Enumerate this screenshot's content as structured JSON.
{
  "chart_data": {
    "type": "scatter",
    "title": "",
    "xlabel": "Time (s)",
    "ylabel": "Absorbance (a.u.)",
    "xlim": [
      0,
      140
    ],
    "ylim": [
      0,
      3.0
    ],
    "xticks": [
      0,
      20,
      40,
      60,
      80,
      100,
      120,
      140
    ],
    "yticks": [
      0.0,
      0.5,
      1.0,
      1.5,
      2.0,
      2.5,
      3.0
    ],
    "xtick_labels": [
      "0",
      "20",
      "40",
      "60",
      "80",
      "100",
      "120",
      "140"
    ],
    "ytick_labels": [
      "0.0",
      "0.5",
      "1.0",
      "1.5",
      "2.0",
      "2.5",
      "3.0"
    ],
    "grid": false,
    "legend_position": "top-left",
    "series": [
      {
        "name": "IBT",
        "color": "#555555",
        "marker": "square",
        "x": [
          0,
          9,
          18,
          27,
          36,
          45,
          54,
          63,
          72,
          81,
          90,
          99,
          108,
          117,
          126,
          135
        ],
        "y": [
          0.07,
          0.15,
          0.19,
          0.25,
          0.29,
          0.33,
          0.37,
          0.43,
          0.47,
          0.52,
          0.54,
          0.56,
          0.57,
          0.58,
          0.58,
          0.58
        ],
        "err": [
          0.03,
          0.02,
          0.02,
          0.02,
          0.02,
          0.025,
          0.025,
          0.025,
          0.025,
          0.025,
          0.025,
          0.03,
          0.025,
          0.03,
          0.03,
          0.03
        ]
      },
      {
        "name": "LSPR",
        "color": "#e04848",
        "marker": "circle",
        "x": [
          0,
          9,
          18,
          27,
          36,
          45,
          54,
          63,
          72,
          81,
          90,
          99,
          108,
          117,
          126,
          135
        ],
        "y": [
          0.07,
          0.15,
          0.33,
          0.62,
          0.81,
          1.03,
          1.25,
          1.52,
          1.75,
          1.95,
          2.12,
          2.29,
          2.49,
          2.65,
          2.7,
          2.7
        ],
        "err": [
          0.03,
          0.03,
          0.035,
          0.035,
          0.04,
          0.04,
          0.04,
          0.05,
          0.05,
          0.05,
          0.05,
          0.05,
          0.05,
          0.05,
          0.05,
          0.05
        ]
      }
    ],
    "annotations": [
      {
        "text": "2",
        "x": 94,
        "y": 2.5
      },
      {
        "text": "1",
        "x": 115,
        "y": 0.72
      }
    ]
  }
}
********************
■ Work required
Please restate the whole listing word for word.

■ Solved exercise
Enumerate this screenshot's content as structured JSON.
{
  "chart_data": {
    "type": "scatter",
    "title": "",
    "xlabel": "Time (s)",
    "ylabel": "Absorbance (a.u.)",
    "xlim": [
      0,
      140
    ],
    "ylim": [
      0,
      3.0
    ],
    "xticks": [
      0,
      20,
      40,
      60,
      80,
      100,
      120,
      140
    ],
    "yticks": [
      0.0,
      0.5,
      1.0,
      1.5,
      2.0,
      2.5,
      3.0
    ],
    "xtick_labels": [
      "0",
      "20",
      "40",
      "60",
      "80",
      "100",
      "120",
      "140"
    ],
    "ytick_labels": [
      "0.0",
      "0.5",
      "1.0",
      "1.5",
      "2.0",
      "2.5",
      "3.0"
    ],
    "grid": false,
    "legend_position": "top-left",
    "series": [
      {
        "name": "IBT",
        "color": "#555555",
        "marker": "square",
        "x": [
          0,
          9,
          18,
          27,
          36,
          45,
          54,
          63,
          72,
          81,
          90,
          99,
          108,
          117,
          126,
          135
        ],
        "y": [
          0.07,
          0.15,
          0.19,
          0.25,
          0.29,
          0.33,
          0.37,
          0.43,
          0.47,
          0.52,
          0.54,
          0.56,
          0.57,
          0.58,
          0.58,
          0.58
        ],
        "err": [
          0.03,
          0.02,
          0.02,
          0.02,
          0.02,
          0.025,
          0.025,
          0.025,
          0.025,
          0.025,
          0.025,
          0.03,
          0.025,
          0.03,
          0.03,
          0.03
        ]
      },
      {
        "name": "LSPR",
        "color": "#e04848",
        "marker": "circle",
        "x": [
          0,
          9,
          18,
          27,
          36,
          45,
          54,
          63,
          72,
          81,
          90,
          99,
          108,
          117,
          126,
          135
        ],
        "y": [
          0.07,
          0.15,
          0.33,
          0.62,
          0.81,
          1.03,
          1.25,
          1.52,
          1.75,
          1.95,
          2.12,
          2.29,
          2.49,
          2.65,
          2.7,
          2.7
        ],
        "err": [
          0.03,
          0.03,
          0.035,
          0.035,
          0.04,
          0.04,
          0.04,
          0.05,
          0.05,
          0.05,
          0.05,
          0.05,
          0.05,
          0.05,
          0.05,
          0.05
        ]
      }
    ],
    "annotations": [
      {
        "text": "2",
        "x": 94,
        "y": 2.5
      },
      {
        "text": "1",
        "x": 115,
        "y": 0.72
      }
    ]
  }
}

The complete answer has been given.